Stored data

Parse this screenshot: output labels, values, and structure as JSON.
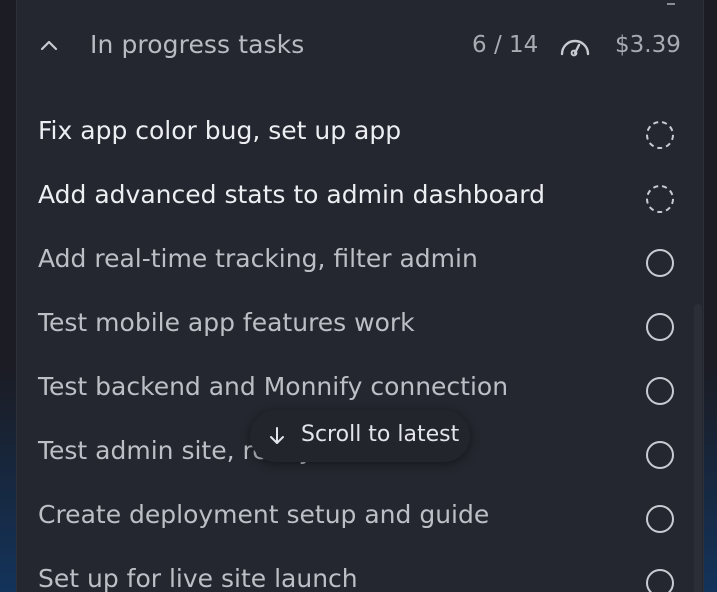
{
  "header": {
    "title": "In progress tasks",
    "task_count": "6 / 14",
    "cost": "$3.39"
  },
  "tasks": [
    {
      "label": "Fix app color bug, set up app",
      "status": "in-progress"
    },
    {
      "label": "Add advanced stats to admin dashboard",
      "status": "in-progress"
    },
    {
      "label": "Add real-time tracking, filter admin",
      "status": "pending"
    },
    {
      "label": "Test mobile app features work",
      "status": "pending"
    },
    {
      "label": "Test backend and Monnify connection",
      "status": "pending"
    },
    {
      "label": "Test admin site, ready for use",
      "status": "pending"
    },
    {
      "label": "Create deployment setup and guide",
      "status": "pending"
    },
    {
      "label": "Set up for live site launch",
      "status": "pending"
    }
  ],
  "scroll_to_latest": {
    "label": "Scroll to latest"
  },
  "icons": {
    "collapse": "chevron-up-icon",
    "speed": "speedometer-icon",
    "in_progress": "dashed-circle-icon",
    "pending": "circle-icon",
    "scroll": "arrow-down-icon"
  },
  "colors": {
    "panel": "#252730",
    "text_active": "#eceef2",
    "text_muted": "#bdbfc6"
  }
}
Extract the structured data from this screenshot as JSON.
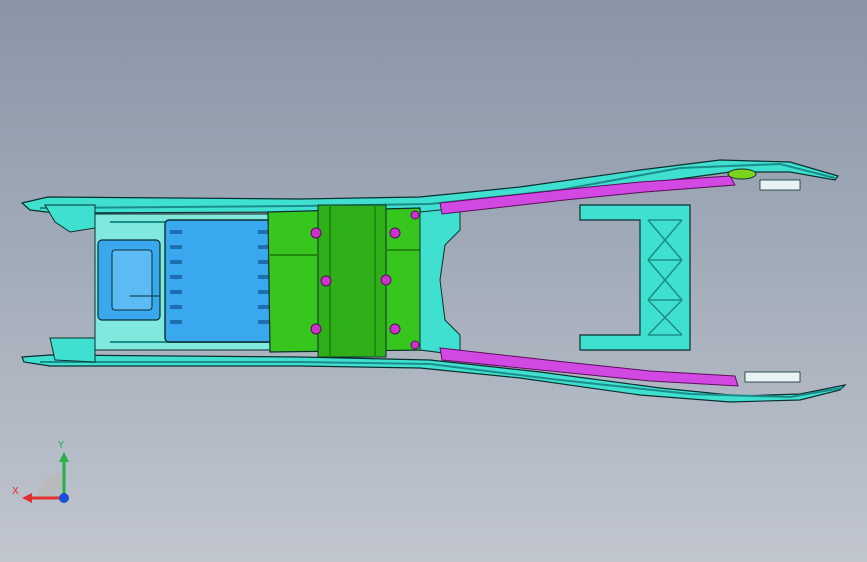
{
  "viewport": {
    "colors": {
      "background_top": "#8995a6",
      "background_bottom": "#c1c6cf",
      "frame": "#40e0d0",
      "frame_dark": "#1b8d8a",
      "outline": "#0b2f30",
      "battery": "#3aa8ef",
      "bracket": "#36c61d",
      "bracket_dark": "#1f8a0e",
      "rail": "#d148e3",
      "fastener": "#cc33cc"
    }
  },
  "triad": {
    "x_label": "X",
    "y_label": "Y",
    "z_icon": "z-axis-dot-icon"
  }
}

PROBLEM REQUIREMENTS
Report each line in the preceding entries that holds the string "admin".

EXERCISE OUTPUT
      "label": "Add advanced stats to admin dashboard",
      "label": "Add real-time tracking, filter admin",
      "label": "Test admin site, ready for use",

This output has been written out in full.